Así que venía con un poco de miedo a Pokhara, que por lo que había escuchado es una especie de mochilerolandia; por suerte la experiencia nos hace más sabios. Nada más llegar pregunté a un chaval por dónde estaba la zona turística (para ir en la dirección contraria) y he encontrado un hotel precioso, junto al lago, con unas vistas espléndidas. Esta mañana, sin ningún tipo de esperanza, abrí las cortinas y vi lo que ayer me ocultaba la niebla cuando llegué, lo mismo que me ocultó la niebla en Nagarkot: una enorme cordillera nevada, majestuosa y que da casi miedo: el Annapurna. Si lo llego a saber, me pongo musiquita antes de descorrer las cortinas.

Pero ya me he extendido mucho por hoy y quiero darme un paseo. El próximo día os cuento de Pokhara.

martes, 15 de abril de 2014

La ciudad imprevista

Llevaba escrito un post larguísimo y detallado sobre Katmandú: Cat Stevens no se equivocaba, esta ciudad es fascinante, extraña y desconcertante. Pero no me convencía nada en absoluto lo que había escrito, siento que al traducir mi experiencia a palabras, todo se empequeñece. Y de repente, por culpa del dichoso teclado minúsculo, apreté la tecla equivocada y se ha eliminado el post entero. Quizás algún dios nepalí, descontento con lo que había escrito, se hizo momentáneamente con el control de mis dedos, y en el fondo me alegro. Intentaré ahora ser breve y no entrar mucho en detalles; Katmandú es como un libro abierto pero cuyo lenguaje no entiendo: sólo puedo fijarme en las ilustraciones. Demasiados templos y rituales, demasiada gente de ojos achinados y mirada solemne; contrastes brutales entre lo pobre y lo rico, lo bonito y lo repugnante. Katmandú no es un pueblecito bucólico entre las montañas sino una gran ciudad, increíble y excéntrica.

◆ Ejercicio corto ◆
Continúa el relato de viaje por Nepal a partir de su última frase.

[Listados de elementos y sus recuadros]
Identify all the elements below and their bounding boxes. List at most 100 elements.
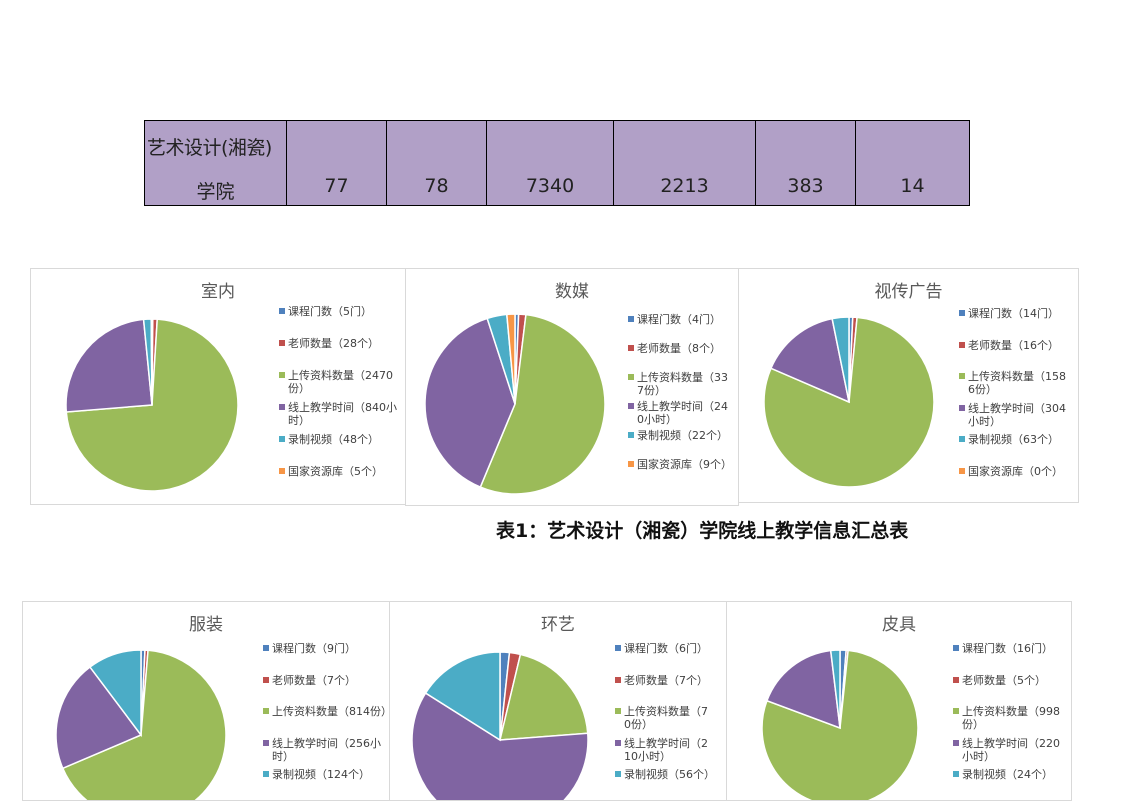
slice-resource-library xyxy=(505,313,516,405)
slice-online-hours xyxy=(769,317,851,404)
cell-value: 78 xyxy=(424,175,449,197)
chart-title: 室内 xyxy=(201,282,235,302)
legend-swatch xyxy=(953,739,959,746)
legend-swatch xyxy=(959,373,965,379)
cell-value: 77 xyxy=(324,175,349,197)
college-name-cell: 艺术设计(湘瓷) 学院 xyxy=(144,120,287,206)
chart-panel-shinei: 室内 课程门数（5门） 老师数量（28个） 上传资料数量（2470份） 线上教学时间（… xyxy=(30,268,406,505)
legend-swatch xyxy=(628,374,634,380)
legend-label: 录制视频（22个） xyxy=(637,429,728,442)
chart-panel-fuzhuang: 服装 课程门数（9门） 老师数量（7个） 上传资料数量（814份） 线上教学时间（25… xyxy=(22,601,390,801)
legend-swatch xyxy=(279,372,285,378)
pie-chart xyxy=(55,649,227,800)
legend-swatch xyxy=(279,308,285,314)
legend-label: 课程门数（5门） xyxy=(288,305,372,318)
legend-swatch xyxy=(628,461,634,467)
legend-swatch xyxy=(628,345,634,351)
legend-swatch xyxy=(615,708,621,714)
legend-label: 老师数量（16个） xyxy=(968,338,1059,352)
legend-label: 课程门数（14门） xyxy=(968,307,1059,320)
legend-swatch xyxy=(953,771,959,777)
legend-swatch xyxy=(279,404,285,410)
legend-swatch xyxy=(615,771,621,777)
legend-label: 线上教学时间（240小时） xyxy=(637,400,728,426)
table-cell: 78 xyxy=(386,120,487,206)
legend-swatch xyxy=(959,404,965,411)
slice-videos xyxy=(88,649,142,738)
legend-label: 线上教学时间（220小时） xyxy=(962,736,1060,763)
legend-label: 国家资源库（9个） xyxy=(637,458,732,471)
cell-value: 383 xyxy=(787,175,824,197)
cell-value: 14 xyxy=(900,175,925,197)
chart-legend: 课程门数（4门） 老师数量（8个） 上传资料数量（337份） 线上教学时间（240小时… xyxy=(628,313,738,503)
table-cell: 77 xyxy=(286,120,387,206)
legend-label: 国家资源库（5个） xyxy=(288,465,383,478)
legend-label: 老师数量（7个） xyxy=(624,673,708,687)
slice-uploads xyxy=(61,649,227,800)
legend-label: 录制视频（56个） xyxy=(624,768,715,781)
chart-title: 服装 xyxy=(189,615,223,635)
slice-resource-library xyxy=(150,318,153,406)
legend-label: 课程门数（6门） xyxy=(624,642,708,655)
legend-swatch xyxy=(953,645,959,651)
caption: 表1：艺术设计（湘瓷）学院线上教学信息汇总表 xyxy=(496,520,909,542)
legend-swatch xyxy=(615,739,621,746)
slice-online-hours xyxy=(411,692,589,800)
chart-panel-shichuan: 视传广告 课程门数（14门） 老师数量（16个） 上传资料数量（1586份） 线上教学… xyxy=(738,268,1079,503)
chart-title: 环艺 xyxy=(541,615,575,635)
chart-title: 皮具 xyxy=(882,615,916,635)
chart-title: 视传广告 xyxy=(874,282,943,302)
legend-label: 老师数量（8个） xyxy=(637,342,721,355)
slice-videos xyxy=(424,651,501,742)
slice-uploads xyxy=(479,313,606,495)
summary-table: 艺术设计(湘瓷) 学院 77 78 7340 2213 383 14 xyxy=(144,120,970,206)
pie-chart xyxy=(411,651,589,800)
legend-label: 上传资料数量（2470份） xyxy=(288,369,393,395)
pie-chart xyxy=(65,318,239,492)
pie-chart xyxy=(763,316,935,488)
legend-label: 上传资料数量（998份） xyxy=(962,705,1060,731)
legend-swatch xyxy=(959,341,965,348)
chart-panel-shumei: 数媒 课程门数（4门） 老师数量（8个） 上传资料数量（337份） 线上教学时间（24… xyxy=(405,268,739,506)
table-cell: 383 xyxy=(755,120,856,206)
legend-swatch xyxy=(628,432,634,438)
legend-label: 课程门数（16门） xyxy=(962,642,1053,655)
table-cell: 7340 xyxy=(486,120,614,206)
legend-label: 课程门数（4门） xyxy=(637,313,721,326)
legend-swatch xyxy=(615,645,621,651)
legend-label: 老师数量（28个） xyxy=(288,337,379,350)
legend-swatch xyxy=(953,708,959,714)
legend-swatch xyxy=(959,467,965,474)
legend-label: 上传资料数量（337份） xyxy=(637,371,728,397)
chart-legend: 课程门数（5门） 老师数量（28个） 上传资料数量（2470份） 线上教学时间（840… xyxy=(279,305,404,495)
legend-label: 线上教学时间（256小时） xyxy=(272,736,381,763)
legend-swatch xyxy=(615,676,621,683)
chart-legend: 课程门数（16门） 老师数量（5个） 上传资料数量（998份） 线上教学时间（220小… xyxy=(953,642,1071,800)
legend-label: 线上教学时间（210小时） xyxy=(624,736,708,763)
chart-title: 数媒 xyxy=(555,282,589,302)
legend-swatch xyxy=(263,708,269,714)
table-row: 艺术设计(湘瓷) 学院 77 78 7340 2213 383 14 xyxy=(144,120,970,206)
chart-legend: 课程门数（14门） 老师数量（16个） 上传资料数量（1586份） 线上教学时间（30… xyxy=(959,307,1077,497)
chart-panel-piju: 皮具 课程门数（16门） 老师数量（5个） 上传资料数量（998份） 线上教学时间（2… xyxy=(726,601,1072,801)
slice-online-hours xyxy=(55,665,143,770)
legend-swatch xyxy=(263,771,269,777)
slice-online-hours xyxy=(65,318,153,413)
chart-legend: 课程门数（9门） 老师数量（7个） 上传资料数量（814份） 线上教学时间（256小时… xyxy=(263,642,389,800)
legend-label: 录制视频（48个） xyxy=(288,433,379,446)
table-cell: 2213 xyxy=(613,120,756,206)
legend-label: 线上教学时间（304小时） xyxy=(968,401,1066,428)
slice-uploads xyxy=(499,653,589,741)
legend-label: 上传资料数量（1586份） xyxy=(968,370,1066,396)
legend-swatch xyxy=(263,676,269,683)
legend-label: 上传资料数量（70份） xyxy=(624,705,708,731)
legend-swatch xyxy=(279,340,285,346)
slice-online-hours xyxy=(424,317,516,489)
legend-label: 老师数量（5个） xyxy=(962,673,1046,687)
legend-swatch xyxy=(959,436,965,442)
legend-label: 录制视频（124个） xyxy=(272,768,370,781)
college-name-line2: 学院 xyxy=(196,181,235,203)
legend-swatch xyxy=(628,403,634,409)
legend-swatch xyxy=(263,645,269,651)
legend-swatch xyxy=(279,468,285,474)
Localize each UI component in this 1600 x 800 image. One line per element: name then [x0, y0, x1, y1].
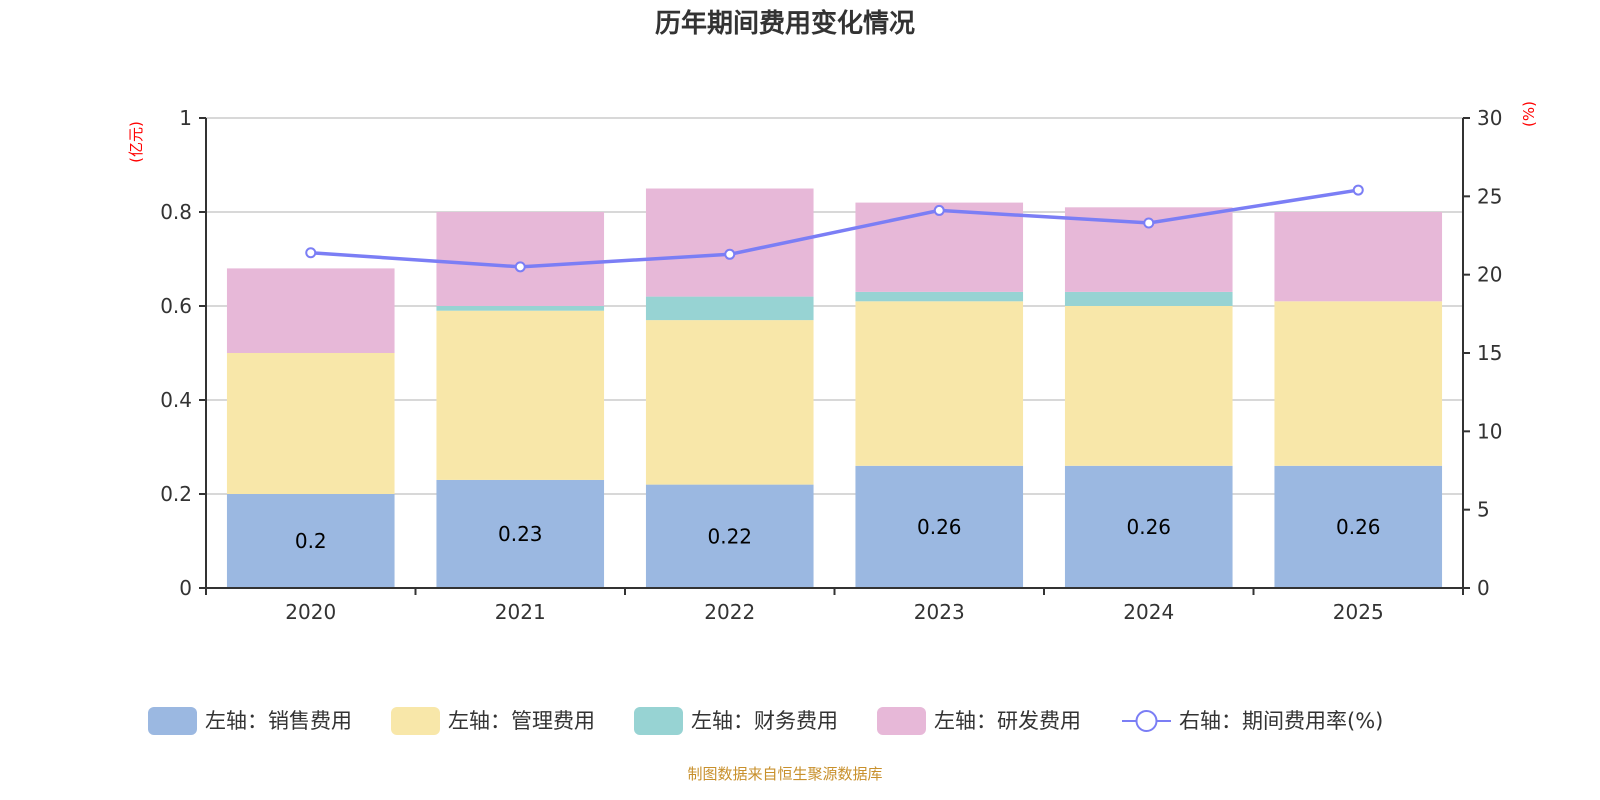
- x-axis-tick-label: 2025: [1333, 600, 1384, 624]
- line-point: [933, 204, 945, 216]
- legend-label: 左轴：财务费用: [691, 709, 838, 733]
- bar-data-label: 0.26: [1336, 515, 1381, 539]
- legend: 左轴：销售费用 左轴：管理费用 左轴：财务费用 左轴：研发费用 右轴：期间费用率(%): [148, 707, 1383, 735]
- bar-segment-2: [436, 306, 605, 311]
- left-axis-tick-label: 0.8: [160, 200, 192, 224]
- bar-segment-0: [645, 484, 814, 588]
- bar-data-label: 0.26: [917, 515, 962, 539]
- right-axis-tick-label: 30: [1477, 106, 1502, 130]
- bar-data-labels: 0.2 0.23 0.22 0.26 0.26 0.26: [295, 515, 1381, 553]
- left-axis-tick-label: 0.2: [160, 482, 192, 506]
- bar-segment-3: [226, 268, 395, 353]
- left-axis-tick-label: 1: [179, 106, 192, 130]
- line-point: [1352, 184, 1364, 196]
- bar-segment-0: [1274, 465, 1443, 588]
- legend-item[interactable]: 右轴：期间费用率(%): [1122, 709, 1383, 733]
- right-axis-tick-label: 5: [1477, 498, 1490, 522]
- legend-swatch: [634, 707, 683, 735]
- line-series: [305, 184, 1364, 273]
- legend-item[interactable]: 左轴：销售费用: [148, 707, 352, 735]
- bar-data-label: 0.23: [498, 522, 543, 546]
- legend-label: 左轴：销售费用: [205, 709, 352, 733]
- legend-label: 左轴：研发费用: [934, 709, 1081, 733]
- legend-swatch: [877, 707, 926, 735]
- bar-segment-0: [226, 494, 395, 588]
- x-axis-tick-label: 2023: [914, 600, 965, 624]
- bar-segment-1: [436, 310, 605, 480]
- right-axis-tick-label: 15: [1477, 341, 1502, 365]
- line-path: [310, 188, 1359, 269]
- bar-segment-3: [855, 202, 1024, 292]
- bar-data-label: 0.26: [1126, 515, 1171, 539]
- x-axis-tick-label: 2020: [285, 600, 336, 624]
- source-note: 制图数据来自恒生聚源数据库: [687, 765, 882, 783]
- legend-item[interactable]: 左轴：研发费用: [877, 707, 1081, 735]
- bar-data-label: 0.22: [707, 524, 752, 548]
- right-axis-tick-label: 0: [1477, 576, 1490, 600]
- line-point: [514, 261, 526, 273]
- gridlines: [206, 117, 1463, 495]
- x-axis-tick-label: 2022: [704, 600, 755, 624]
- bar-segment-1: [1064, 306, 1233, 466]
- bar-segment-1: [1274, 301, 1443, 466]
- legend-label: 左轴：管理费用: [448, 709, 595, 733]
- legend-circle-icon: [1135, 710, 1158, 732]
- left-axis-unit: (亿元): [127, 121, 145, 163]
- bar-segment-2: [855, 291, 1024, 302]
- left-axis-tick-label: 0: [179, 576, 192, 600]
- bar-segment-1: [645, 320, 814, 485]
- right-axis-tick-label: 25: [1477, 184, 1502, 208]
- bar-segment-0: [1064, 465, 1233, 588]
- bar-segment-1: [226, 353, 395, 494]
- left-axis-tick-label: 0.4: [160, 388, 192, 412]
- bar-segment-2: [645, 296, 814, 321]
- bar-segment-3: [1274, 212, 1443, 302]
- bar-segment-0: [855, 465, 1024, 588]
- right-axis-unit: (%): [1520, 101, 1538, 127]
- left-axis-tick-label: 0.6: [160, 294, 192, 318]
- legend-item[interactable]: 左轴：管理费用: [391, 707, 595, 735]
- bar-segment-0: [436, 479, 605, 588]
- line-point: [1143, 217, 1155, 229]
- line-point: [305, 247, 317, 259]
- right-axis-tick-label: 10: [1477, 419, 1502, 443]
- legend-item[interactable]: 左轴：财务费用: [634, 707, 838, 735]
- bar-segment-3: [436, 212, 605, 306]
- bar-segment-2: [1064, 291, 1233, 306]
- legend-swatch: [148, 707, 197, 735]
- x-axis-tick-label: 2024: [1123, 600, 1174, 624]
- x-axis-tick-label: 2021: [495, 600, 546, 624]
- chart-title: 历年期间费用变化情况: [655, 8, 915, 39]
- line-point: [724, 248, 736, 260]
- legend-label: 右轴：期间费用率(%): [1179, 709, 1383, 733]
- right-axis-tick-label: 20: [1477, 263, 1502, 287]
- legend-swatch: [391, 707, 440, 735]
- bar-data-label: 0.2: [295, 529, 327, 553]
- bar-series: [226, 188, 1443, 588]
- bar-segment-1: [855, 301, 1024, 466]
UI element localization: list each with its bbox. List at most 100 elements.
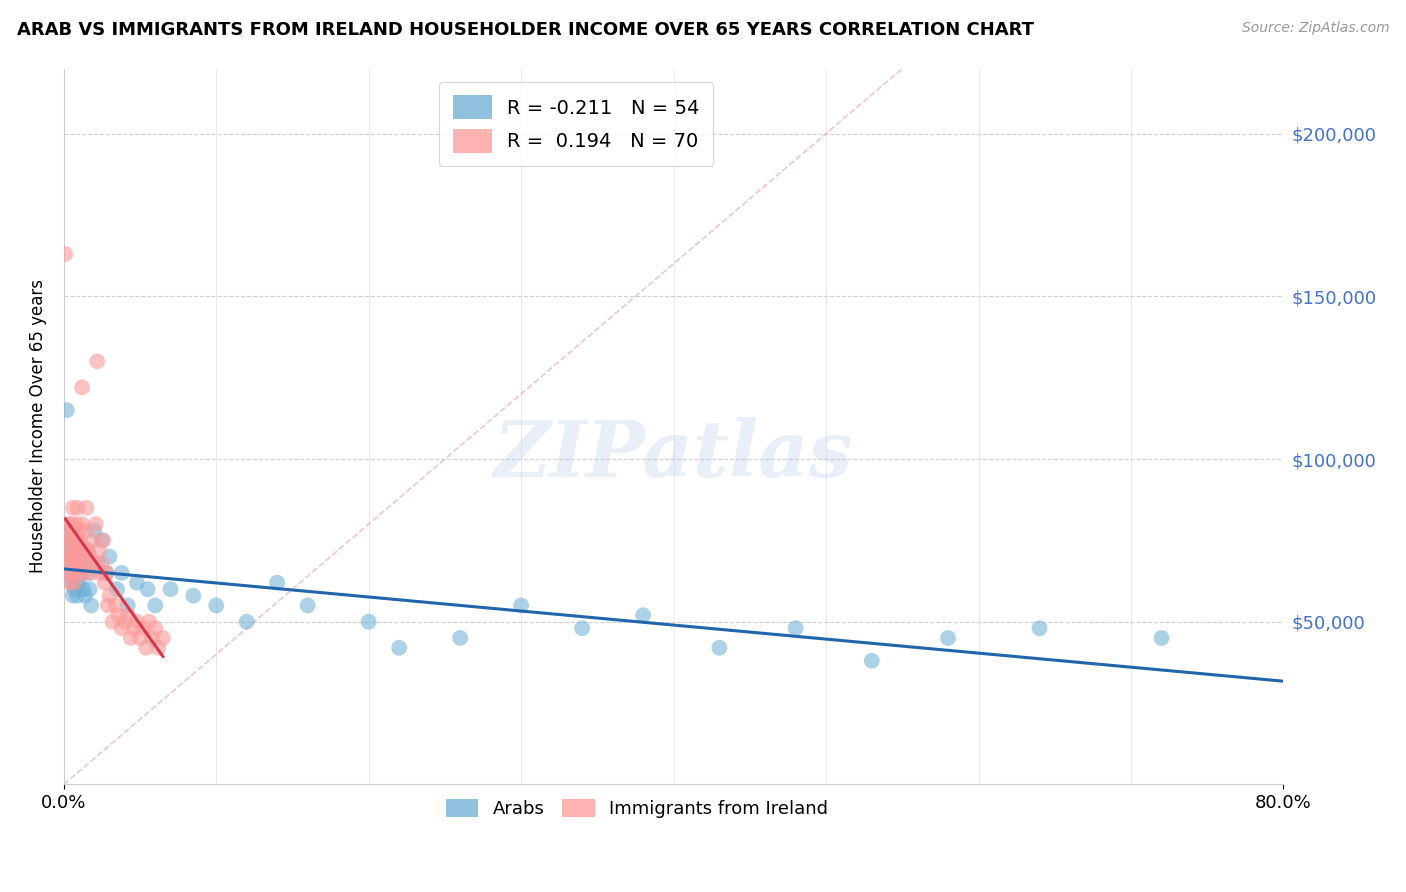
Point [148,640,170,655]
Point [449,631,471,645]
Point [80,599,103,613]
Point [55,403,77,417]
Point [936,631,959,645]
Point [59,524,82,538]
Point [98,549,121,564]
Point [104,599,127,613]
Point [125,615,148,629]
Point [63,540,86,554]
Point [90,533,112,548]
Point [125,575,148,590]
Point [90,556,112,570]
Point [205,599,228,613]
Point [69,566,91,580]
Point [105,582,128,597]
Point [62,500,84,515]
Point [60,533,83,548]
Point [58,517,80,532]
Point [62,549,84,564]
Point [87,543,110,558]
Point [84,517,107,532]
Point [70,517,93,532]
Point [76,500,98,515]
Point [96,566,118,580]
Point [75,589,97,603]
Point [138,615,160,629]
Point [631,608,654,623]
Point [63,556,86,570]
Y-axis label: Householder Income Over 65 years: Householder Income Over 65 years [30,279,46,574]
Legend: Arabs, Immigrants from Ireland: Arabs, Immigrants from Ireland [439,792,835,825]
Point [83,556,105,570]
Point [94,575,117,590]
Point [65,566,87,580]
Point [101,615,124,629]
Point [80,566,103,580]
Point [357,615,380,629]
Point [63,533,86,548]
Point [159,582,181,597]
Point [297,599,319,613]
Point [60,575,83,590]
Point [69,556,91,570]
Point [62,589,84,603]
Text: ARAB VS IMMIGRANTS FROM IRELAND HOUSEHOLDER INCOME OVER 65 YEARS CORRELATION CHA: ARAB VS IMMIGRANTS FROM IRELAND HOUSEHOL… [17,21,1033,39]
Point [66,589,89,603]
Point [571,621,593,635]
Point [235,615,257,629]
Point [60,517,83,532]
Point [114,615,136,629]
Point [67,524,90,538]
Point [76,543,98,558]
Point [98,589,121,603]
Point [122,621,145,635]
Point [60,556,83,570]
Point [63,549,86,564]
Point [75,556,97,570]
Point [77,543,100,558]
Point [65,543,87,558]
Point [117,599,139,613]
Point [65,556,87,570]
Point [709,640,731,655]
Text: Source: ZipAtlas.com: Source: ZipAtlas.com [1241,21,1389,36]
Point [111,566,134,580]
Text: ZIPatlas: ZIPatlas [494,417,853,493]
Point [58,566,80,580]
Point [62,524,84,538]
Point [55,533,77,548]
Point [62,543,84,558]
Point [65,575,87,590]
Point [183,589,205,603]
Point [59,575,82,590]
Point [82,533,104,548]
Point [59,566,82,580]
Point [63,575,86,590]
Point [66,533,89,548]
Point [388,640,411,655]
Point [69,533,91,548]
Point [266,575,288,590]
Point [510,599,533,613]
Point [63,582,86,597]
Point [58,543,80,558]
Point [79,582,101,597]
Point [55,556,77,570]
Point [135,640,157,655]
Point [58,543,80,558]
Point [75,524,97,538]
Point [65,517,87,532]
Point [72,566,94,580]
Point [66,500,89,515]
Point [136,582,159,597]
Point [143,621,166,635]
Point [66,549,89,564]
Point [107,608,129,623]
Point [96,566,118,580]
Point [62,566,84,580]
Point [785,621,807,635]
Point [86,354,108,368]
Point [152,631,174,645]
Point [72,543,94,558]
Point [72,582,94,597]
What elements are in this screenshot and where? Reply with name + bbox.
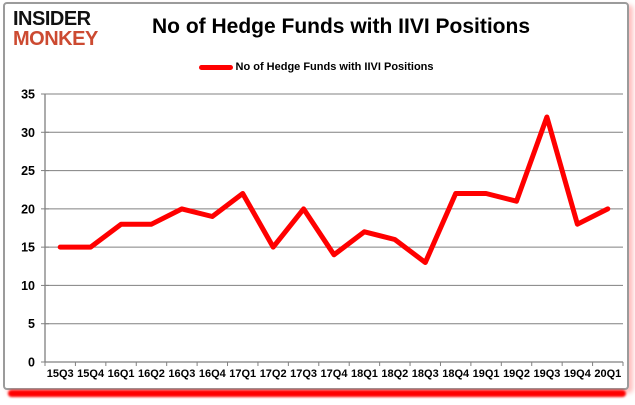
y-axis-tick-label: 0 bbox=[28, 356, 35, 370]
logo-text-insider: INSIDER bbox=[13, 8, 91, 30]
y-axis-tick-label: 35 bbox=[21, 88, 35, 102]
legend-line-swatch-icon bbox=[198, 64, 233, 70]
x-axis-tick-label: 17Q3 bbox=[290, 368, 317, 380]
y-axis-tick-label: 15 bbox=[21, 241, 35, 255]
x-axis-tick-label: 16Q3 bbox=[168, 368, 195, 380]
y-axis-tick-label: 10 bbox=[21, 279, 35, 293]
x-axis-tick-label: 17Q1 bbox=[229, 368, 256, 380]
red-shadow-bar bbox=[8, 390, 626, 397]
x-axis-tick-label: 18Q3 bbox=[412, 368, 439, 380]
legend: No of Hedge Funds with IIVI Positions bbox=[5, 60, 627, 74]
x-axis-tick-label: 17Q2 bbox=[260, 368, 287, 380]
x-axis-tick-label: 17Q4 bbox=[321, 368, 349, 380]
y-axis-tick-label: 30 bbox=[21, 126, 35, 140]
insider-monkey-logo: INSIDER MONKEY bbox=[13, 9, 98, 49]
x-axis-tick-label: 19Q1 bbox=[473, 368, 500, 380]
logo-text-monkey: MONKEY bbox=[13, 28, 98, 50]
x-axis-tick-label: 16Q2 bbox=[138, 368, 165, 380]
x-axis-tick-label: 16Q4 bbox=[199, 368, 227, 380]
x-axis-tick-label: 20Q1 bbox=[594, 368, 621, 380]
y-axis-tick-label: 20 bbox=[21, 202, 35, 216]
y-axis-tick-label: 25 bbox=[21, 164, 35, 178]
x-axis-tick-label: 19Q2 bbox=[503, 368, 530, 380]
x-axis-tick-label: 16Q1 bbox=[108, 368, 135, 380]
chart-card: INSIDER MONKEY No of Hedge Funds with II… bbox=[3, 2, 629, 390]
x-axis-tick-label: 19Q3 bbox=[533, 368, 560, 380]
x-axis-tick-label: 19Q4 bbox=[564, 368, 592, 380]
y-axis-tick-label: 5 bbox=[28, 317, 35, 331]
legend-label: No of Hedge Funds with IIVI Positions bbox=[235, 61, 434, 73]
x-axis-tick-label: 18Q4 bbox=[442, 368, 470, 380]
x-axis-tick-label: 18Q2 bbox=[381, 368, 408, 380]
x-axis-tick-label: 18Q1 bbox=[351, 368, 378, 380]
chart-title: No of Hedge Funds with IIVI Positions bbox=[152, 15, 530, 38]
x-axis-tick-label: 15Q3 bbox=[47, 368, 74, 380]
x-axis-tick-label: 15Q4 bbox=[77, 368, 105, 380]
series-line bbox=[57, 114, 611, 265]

◆ Respuesta correcta ◆
Llegué aquí después de diecisiete horas extenuantes en un pequeño autobús. Atravesamos bosques durante horas y horas, apenas había pueblos o tráfico, sólo bosques interminables. Cenamos en un área de servicio sórdida, y luego, para que el conductor no se durmiera, pusieron música nepalí a todo volumen, lo cual dio al traste con mis pretensiones de dormir durante la noche. El revisor era un chico joven que hizo casi todo el viaje asomado a la puerta abierta, bajándose en marcha en las paradas y los controles militares (había muchísimos), subiéndose también en marcha, avisando al chófer de cuándo podía adelantar, repartiendo botellas de agua entre los pasajeros, siempre moviéndose; pensé que su trabajo era el más entretenido del mundo. Al amanecer ya no había bosques sino montañas y ríos, y después de atravesar muchos suburbios en las laderas, llegamos a Katmandú.

Thamel, el barrio del centro, me chocó muchísimo. Es una zona enteramente dedicada al turismo: una cantidad innumerable de hoteles, restaurantes, agencias de viaje, librerías, se extienden durante calles y calles, todos los establecimientos con sus carteles apiñados en las fachadas y los comerciantes llamándote desde la puerta como si fueras un monedero con patas; y turistas por todos lados. Un tío me dijo que me podía proporcionar una habitación por seiscientas rupias; una vez que hube visitado la habitación, el precio ascendió milagrosamente a dos mil rupias; lo rechacé, y encima les dolió. "You won't find nothin better, sir". Finalmente encontré la excelente Madhuban Guest House por quinientas rupias, con un servicio amabilísimo y una azotea con florecillas. Caí rendido en la cama.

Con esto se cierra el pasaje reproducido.